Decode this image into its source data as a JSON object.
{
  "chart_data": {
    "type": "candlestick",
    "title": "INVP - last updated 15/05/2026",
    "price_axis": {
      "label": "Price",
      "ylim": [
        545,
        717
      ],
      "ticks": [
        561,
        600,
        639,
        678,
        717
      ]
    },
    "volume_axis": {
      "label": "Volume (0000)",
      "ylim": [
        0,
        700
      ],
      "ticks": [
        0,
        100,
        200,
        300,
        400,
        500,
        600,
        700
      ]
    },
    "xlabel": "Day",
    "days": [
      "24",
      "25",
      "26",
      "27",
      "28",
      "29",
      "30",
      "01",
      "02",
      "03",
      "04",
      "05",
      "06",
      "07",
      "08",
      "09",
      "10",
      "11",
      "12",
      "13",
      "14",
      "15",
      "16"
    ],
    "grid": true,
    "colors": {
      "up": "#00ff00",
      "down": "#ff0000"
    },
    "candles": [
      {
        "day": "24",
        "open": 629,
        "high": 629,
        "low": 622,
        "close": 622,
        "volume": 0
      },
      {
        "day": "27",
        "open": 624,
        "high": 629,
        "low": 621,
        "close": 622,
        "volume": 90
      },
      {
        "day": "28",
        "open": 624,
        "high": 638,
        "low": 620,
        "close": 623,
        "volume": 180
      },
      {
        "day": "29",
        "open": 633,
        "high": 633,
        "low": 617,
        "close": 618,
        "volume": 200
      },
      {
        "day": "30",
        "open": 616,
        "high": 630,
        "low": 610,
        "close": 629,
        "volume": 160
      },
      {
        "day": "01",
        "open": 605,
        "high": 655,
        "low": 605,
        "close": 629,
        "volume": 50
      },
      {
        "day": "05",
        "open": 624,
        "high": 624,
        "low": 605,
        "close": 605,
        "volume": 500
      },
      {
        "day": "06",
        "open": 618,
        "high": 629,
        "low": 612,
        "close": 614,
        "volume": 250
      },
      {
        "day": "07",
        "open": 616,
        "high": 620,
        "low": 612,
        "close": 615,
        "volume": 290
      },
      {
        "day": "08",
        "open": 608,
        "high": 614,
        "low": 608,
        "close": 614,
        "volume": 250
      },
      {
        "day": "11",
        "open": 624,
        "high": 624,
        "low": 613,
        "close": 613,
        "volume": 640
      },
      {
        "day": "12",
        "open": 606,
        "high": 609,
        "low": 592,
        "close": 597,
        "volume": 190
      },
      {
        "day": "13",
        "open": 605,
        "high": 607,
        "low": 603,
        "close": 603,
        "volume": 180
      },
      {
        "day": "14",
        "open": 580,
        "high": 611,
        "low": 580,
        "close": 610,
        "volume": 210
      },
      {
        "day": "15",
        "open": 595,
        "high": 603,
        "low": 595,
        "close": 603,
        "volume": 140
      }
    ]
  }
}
---*---
Aim:
Copy every record exactly, with nothing added or dropped.

The reply:
Decode this image into its source data as a JSON object.
{
  "chart_data": {
    "type": "candlestick",
    "title": "INVP - last updated 15/05/2026",
    "price_axis": {
      "label": "Price",
      "ylim": [
        545,
        717
      ],
      "ticks": [
        561,
        600,
        639,
        678,
        717
      ]
    },
    "volume_axis": {
      "label": "Volume (0000)",
      "ylim": [
        0,
        700
      ],
      "ticks": [
        0,
        100,
        200,
        300,
        400,
        500,
        600,
        700
      ]
    },
    "xlabel": "Day",
    "days": [
      "24",
      "25",
      "26",
      "27",
      "28",
      "29",
      "30",
      "01",
      "02",
      "03",
      "04",
      "05",
      "06",
      "07",
      "08",
      "09",
      "10",
      "11",
      "12",
      "13",
      "14",
      "15",
      "16"
    ],
    "grid": true,
    "colors": {
      "up": "#00ff00",
      "down": "#ff0000"
    },
    "candles": [
      {
        "day": "24",
        "open": 629,
        "high": 629,
        "low": 622,
        "close": 622,
        "volume": 0
      },
      {
        "day": "27",
        "open": 624,
        "high": 629,
        "low": 621,
        "close": 622,
        "volume": 90
      },
      {
        "day": "28",
        "open": 624,
        "high": 638,
        "low": 620,
        "close": 623,
        "volume": 180
      },
      {
        "day": "29",
        "open": 633,
        "high": 633,
        "low": 617,
        "close": 618,
        "volume": 200
      },
      {
        "day": "30",
        "open": 616,
        "high": 630,
        "low": 610,
        "close": 629,
        "volume": 160
      },
      {
        "day": "01",
        "open": 605,
        "high": 655,
        "low": 605,
        "close": 629,
        "volume": 50
      },
      {
        "day": "05",
        "open": 624,
        "high": 624,
        "low": 605,
        "close": 605,
        "volume": 500
      },
      {
        "day": "06",
        "open": 618,
        "high": 629,
        "low": 612,
        "close": 614,
        "volume": 250
      },
      {
        "day": "07",
        "open": 616,
        "high": 620,
        "low": 612,
        "close": 615,
        "volume": 290
      },
      {
        "day": "08",
        "open": 608,
        "high": 614,
        "low": 608,
        "close": 614,
        "volume": 250
      },
      {
        "day": "11",
        "open": 624,
        "high": 624,
        "low": 613,
        "close": 613,
        "volume": 640
      },
      {
        "day": "12",
        "open": 606,
        "high": 609,
        "low": 592,
        "close": 597,
        "volume": 190
      },
      {
        "day": "13",
        "open": 605,
        "high": 607,
        "low": 603,
        "close": 603,
        "volume": 180
      },
      {
        "day": "14",
        "open": 580,
        "high": 611,
        "low": 580,
        "close": 610,
        "volume": 210
      },
      {
        "day": "15",
        "open": 595,
        "high": 603,
        "low": 595,
        "close": 603,
        "volume": 140
      }
    ]
  }
}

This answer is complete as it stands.